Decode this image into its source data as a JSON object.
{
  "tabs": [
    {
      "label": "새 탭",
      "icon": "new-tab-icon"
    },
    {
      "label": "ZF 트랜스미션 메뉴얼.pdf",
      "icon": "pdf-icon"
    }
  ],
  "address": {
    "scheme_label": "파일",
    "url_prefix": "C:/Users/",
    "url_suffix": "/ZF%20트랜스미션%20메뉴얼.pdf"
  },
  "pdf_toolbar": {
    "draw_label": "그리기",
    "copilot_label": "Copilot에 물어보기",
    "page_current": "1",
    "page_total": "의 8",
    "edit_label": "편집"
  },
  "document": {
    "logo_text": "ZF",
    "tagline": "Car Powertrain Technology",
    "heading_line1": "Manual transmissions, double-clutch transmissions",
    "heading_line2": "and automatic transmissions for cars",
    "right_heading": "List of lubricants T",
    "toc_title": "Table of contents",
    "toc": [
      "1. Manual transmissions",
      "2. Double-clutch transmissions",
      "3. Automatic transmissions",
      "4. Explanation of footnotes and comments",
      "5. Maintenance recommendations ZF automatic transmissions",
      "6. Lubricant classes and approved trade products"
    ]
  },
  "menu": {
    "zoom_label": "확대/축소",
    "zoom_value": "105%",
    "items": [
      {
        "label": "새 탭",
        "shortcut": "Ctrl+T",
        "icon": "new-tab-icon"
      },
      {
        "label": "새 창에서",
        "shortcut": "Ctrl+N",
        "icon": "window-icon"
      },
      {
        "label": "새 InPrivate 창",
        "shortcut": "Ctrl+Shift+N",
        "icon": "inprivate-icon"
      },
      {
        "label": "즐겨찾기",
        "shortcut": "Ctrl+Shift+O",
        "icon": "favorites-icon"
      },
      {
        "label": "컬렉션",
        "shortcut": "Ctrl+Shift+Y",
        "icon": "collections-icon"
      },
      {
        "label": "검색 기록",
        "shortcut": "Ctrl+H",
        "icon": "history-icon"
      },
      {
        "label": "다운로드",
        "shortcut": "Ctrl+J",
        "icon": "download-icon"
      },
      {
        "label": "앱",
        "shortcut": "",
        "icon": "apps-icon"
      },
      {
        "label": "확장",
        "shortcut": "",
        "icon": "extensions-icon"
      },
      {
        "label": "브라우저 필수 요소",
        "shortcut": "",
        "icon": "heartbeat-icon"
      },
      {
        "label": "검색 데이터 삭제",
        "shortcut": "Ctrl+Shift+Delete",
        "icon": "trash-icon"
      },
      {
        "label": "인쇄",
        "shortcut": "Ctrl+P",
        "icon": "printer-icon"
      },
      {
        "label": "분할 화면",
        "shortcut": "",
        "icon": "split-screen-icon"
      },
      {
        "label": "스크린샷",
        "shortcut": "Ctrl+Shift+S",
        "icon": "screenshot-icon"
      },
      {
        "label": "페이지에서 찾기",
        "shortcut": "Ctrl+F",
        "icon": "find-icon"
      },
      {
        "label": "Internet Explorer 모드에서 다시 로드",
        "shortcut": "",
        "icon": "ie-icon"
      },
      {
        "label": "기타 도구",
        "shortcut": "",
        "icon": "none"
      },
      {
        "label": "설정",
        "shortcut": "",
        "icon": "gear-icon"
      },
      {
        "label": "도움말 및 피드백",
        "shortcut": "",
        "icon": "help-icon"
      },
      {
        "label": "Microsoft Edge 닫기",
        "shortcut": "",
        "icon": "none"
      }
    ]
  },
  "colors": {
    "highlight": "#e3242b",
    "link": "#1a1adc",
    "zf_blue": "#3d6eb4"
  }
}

## [REQUEST]
Retype all the material above precisely, with no line left out.

## [SOLUTION]
Decode this image into its source data as a JSON object.
{
  "tabs": [
    {
      "label": "새 탭",
      "icon": "new-tab-icon"
    },
    {
      "label": "ZF 트랜스미션 메뉴얼.pdf",
      "icon": "pdf-icon"
    }
  ],
  "address": {
    "scheme_label": "파일",
    "url_prefix": "C:/Users/",
    "url_suffix": "/ZF%20트랜스미션%20메뉴얼.pdf"
  },
  "pdf_toolbar": {
    "draw_label": "그리기",
    "copilot_label": "Copilot에 물어보기",
    "page_current": "1",
    "page_total": "의 8",
    "edit_label": "편집"
  },
  "document": {
    "logo_text": "ZF",
    "tagline": "Car Powertrain Technology",
    "heading_line1": "Manual transmissions, double-clutch transmissions",
    "heading_line2": "and automatic transmissions for cars",
    "right_heading": "List of lubricants T",
    "toc_title": "Table of contents",
    "toc": [
      "1. Manual transmissions",
      "2. Double-clutch transmissions",
      "3. Automatic transmissions",
      "4. Explanation of footnotes and comments",
      "5. Maintenance recommendations ZF automatic transmissions",
      "6. Lubricant classes and approved trade products"
    ]
  },
  "menu": {
    "zoom_label": "확대/축소",
    "zoom_value": "105%",
    "items": [
      {
        "label": "새 탭",
        "shortcut": "Ctrl+T",
        "icon": "new-tab-icon"
      },
      {
        "label": "새 창에서",
        "shortcut": "Ctrl+N",
        "icon": "window-icon"
      },
      {
        "label": "새 InPrivate 창",
        "shortcut": "Ctrl+Shift+N",
        "icon": "inprivate-icon"
      },
      {
        "label": "즐겨찾기",
        "shortcut": "Ctrl+Shift+O",
        "icon": "favorites-icon"
      },
      {
        "label": "컬렉션",
        "shortcut": "Ctrl+Shift+Y",
        "icon": "collections-icon"
      },
      {
        "label": "검색 기록",
        "shortcut": "Ctrl+H",
        "icon": "history-icon"
      },
      {
        "label": "다운로드",
        "shortcut": "Ctrl+J",
        "icon": "download-icon"
      },
      {
        "label": "앱",
        "shortcut": "",
        "icon": "apps-icon"
      },
      {
        "label": "확장",
        "shortcut": "",
        "icon": "extensions-icon"
      },
      {
        "label": "브라우저 필수 요소",
        "shortcut": "",
        "icon": "heartbeat-icon"
      },
      {
        "label": "검색 데이터 삭제",
        "shortcut": "Ctrl+Shift+Delete",
        "icon": "trash-icon"
      },
      {
        "label": "인쇄",
        "shortcut": "Ctrl+P",
        "icon": "printer-icon"
      },
      {
        "label": "분할 화면",
        "shortcut": "",
        "icon": "split-screen-icon"
      },
      {
        "label": "스크린샷",
        "shortcut": "Ctrl+Shift+S",
        "icon": "screenshot-icon"
      },
      {
        "label": "페이지에서 찾기",
        "shortcut": "Ctrl+F",
        "icon": "find-icon"
      },
      {
        "label": "Internet Explorer 모드에서 다시 로드",
        "shortcut": "",
        "icon": "ie-icon"
      },
      {
        "label": "기타 도구",
        "shortcut": "",
        "icon": "none"
      },
      {
        "label": "설정",
        "shortcut": "",
        "icon": "gear-icon"
      },
      {
        "label": "도움말 및 피드백",
        "shortcut": "",
        "icon": "help-icon"
      },
      {
        "label": "Microsoft Edge 닫기",
        "shortcut": "",
        "icon": "none"
      }
    ]
  },
  "colors": {
    "highlight": "#e3242b",
    "link": "#1a1adc",
    "zf_blue": "#3d6eb4"
  }
}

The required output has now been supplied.